**Entries with figure data**
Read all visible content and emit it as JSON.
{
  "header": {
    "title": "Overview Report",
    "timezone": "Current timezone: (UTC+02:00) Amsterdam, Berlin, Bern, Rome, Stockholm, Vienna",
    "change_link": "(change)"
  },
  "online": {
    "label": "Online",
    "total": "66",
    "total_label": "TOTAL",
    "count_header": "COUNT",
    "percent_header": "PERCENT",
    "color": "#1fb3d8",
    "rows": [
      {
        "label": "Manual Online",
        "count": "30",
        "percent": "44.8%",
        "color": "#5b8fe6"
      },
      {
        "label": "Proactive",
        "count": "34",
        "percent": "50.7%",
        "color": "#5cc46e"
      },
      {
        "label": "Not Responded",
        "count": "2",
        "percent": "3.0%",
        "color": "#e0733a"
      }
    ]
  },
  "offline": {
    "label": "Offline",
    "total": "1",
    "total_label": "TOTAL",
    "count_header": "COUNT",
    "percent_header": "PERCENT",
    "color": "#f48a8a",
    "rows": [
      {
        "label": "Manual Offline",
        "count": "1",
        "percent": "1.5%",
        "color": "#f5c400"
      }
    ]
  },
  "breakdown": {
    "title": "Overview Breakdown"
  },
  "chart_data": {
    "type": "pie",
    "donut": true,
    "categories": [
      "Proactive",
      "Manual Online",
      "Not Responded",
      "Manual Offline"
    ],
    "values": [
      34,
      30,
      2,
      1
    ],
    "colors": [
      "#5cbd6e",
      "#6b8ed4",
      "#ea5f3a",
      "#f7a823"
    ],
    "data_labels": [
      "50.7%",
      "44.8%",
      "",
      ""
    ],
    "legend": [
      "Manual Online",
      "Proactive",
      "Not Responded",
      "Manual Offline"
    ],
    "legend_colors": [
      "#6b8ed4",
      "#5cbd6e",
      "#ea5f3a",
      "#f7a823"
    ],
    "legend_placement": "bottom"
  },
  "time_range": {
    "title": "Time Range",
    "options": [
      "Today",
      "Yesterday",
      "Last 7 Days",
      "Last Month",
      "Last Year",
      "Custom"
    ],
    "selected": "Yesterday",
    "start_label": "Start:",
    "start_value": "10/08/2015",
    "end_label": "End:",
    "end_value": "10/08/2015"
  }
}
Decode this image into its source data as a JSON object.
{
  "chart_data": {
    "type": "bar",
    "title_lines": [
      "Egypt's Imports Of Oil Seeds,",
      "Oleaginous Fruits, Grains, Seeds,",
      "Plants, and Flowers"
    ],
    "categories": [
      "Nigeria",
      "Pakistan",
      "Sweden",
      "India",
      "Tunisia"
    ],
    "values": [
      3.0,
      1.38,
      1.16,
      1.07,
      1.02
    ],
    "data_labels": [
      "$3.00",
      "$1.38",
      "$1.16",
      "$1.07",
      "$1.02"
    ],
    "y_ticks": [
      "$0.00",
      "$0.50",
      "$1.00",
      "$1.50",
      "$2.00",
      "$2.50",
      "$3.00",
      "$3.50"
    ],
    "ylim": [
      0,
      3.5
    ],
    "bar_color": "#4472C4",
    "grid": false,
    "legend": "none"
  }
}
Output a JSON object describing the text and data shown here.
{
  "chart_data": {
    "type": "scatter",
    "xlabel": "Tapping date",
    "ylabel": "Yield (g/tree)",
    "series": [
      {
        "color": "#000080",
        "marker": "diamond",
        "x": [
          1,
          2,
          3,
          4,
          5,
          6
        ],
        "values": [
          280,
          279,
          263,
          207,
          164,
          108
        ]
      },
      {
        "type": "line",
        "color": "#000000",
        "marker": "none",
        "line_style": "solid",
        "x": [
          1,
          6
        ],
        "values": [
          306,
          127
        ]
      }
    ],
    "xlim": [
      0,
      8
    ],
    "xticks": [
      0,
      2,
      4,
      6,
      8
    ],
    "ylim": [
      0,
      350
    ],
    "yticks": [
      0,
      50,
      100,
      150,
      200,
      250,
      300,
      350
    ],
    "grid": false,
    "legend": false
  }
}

--

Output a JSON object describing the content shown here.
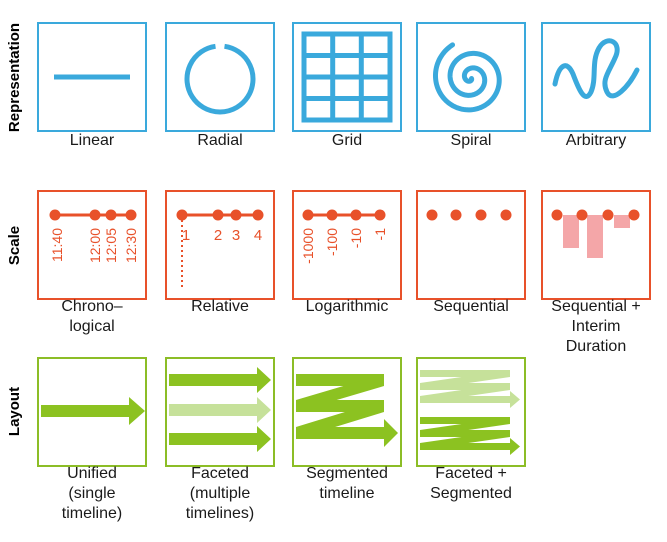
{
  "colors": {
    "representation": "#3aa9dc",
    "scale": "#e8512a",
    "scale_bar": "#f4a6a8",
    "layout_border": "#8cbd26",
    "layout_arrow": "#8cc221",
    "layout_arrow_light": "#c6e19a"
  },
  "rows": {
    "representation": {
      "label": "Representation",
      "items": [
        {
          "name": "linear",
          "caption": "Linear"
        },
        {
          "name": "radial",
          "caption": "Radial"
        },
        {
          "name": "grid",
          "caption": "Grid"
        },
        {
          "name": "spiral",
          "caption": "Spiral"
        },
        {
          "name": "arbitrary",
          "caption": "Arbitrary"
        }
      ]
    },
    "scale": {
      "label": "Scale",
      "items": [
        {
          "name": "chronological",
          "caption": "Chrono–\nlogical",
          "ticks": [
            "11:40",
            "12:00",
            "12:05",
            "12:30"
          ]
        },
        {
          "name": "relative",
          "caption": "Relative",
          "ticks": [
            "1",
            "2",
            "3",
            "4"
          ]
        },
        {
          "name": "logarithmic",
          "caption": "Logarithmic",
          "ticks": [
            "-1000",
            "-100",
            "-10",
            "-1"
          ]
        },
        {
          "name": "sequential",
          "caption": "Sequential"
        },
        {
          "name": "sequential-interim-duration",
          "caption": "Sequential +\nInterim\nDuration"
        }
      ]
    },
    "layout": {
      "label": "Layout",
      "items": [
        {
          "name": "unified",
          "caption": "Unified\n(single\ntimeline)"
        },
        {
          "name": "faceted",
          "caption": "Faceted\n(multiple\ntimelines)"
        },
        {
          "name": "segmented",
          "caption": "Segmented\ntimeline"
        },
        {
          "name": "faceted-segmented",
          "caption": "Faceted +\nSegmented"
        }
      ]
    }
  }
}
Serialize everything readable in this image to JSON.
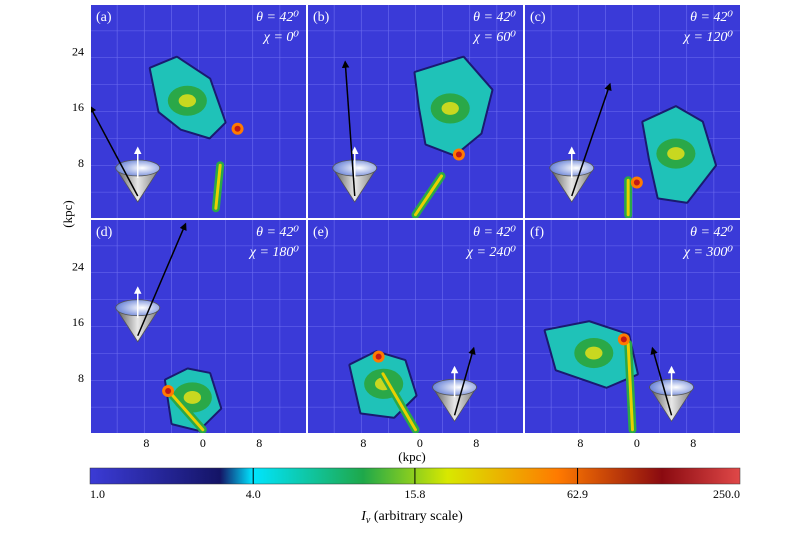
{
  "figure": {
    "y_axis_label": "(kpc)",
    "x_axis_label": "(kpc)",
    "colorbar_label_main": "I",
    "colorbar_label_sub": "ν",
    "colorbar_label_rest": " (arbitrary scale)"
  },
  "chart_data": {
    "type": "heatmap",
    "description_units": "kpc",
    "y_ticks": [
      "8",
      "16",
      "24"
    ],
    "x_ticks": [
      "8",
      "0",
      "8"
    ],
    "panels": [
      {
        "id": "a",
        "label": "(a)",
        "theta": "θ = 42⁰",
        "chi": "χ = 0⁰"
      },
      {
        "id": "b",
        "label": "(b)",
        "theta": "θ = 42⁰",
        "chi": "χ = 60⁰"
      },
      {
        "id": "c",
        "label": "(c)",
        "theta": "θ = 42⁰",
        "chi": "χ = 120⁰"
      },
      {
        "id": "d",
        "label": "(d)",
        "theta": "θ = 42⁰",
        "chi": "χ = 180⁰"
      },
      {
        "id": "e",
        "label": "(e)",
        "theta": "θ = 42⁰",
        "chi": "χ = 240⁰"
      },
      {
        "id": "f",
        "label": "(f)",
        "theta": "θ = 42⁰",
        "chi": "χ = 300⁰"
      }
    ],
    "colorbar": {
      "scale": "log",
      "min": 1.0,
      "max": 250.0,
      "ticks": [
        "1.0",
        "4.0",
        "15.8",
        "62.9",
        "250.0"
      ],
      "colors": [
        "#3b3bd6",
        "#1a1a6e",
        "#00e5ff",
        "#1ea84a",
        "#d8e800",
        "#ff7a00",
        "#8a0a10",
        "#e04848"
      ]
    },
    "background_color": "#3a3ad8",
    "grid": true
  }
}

**Instruction**
Check the data for the word "image" and pull out the lines that have it.

**Exercise answer**
Decode this image into its source data as a JSON object.
Serialize everything readable in this image to JSON.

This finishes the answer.